EXERCISE INSTRUCTIONS
1) From the Python function-object notes, list every `func_`-prefixed attribute name shown in the printed output.
2) According to the Python function-object notes, which interpreter version is the notebook written with?

DOCUMENT EXTRACT
.....

Create a function object from a code object and a dictionary.
The optional name string overrides the name from the code object.
The optional argdefs tuple specifies the default argument values.
The optional closure tuple supplies the bindings for free variables.

Function are first-class object. This means that as any other object you can :

  • store it in variables or data structures (i.e. classes)
  • compare them with other entities
  • pass it as parameter or result of an other function
  • construct it at runtime
  • print or read it
  • manipulate their attributes
  • etc...

The function object's attributes

In [2]:
print [e for e in dir(type(foo)) if not e.startswith("_")]
['func_closure', 'func_code', 'func_defaults', 'func_dict', 'func_doc', 'func_globals', 'func_name']

A function instance is composed of 7 components. This notebook is written with the Python 2.7 interpreter.

From the What's new in Python 3.0 :

The function attributes named `func_X` have been renamed to use the `__X__` form, freeing up these names in the function attribute namespace for user-defined attributes.

So Python 3.x does not support anymore this attributes, and use instead :

In [3]:
print ["__%s__" % e[5:] for e in dir(type(foo)) if not e.startswith("_")]
['__closure__', '__code__', '__defaults__', '__dict__', '__doc__', '__globals__', '__name__']
In [4]:
public_attributes = (e for e in dir(foo) if not e.startswith('_') and e != 'func_globals')

.....

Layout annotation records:
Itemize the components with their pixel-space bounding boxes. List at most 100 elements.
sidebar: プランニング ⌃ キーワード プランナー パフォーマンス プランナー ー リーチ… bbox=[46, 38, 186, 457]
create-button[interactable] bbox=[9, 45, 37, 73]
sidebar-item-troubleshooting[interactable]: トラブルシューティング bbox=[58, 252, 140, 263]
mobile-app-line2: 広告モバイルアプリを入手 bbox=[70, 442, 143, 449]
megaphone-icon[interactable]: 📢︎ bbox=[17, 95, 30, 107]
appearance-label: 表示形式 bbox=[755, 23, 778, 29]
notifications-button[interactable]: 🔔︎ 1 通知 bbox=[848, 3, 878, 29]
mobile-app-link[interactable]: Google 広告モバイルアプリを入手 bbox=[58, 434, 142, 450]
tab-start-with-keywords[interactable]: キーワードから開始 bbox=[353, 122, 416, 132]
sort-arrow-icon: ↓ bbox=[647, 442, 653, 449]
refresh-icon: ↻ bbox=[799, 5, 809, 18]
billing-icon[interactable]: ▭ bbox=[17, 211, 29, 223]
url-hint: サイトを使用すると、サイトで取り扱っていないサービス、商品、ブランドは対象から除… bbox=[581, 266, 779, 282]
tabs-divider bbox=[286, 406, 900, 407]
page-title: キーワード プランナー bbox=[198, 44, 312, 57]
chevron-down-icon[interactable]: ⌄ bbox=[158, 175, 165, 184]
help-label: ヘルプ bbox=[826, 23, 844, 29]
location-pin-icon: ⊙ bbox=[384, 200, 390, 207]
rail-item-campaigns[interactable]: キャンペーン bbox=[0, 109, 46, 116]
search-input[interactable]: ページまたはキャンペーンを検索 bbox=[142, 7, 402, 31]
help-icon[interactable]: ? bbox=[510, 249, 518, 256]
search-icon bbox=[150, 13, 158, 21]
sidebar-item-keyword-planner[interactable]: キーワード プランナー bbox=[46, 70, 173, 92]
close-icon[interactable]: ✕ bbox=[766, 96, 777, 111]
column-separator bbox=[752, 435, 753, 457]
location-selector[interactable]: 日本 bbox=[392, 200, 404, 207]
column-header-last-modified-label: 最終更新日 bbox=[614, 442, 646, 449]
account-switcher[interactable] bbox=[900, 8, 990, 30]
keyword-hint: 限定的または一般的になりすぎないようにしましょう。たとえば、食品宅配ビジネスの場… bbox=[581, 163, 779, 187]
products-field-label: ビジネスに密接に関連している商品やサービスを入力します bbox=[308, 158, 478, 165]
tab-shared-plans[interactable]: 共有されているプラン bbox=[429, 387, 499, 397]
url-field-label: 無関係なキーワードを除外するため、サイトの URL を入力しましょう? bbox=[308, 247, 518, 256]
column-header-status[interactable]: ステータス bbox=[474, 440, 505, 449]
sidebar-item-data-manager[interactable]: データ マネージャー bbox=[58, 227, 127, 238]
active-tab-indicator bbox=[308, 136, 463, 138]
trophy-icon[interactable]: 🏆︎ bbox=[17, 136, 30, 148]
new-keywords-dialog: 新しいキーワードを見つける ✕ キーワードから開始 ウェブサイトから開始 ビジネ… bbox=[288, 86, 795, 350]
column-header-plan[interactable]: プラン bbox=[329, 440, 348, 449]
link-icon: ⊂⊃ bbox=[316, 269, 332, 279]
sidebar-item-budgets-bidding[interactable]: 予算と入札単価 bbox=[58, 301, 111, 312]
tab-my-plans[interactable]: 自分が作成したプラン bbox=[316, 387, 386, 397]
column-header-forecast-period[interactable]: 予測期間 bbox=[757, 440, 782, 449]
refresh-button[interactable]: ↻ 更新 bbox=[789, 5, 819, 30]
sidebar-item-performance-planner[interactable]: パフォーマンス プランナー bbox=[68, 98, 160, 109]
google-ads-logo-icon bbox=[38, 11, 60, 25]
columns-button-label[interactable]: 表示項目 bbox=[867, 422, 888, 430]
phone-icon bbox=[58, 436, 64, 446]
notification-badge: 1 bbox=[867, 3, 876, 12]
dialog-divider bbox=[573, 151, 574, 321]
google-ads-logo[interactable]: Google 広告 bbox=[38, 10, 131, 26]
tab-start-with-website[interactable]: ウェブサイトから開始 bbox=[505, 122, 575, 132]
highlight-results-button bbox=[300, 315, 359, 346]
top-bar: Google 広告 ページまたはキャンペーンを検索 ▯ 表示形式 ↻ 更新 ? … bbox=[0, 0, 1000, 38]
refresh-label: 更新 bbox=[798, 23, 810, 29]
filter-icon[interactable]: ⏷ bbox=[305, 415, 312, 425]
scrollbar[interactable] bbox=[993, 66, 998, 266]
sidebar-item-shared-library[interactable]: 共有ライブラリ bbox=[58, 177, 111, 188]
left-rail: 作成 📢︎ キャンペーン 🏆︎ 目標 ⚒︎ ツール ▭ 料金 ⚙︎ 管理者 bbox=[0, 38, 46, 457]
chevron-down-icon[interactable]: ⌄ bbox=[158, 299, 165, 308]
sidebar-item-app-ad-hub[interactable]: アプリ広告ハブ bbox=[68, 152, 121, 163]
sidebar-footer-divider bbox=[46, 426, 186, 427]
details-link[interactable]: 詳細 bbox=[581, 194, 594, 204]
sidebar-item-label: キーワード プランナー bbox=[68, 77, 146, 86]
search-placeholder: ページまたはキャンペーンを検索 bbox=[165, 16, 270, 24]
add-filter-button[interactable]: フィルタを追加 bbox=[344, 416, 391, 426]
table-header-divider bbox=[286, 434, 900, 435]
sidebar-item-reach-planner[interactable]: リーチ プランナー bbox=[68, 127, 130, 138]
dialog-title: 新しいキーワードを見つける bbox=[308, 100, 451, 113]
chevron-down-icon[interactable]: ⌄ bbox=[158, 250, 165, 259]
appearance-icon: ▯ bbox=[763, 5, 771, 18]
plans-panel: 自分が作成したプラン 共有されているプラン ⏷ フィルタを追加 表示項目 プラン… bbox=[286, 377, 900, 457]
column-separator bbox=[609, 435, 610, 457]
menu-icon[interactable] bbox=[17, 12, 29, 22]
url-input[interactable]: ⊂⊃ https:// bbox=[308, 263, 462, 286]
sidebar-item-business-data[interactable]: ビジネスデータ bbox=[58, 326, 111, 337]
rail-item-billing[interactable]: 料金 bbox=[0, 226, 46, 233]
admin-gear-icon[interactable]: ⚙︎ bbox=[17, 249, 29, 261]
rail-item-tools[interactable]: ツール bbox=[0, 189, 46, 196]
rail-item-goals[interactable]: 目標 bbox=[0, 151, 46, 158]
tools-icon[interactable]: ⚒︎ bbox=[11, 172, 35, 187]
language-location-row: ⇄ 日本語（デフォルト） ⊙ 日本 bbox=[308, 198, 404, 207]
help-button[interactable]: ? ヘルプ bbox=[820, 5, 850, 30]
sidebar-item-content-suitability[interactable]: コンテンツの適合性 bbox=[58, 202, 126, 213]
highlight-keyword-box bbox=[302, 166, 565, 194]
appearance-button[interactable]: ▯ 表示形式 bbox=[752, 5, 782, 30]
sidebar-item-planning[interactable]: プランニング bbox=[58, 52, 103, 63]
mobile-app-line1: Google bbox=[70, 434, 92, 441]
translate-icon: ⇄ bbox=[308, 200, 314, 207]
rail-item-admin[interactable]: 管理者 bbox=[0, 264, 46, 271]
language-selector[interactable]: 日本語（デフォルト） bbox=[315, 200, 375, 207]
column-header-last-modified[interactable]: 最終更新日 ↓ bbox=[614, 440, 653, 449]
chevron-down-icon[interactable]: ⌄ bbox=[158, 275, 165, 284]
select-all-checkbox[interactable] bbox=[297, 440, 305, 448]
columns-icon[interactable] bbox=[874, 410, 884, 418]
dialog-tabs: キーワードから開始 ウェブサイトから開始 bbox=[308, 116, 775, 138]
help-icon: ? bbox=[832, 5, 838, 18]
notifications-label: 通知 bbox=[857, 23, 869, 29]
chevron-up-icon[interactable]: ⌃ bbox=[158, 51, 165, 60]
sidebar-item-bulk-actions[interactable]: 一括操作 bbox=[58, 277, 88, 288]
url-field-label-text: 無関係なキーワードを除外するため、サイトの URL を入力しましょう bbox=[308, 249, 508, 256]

.....

TASK-BY-TASK RESULTS
1) func_closure, func_code, func_defaults, func_dict, func_doc, func_globals, func_name

2) Python 2.7